# Direction
Note how many lines in the entries contain the string "resposta", then give that number and nothing else.

# Material provided
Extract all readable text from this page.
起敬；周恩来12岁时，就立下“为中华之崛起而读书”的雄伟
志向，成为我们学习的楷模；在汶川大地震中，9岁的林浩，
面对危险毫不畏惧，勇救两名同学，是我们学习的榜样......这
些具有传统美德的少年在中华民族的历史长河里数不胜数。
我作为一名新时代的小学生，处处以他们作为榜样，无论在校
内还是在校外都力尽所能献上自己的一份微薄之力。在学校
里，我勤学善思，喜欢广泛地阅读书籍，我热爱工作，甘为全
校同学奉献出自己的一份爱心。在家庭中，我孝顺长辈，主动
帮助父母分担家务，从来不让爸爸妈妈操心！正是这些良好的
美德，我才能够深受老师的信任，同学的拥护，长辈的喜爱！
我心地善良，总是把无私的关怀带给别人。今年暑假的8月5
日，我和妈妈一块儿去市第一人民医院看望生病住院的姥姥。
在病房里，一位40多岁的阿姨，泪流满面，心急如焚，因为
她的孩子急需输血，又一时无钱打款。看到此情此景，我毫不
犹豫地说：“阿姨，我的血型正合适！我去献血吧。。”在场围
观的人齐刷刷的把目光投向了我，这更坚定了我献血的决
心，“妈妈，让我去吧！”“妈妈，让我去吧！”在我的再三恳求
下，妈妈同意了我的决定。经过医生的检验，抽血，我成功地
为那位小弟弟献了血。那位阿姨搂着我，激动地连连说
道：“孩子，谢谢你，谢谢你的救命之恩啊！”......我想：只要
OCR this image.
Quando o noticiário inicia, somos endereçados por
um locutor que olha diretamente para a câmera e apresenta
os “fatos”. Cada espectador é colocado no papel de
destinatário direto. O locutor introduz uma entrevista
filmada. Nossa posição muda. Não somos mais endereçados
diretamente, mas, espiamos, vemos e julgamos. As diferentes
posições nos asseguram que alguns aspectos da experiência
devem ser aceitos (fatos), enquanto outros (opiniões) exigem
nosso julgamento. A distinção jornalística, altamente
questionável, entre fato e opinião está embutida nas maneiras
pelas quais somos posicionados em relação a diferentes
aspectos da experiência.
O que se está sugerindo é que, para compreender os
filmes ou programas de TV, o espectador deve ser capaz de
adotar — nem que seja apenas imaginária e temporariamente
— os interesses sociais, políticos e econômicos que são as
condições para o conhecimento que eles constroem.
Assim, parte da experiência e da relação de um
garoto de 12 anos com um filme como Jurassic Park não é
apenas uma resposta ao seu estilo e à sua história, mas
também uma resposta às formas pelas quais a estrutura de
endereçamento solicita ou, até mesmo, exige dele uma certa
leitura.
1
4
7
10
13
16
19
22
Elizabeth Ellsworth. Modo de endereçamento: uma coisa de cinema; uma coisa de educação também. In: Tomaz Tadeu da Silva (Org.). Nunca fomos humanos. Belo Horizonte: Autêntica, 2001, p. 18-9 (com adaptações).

# Answer in full
2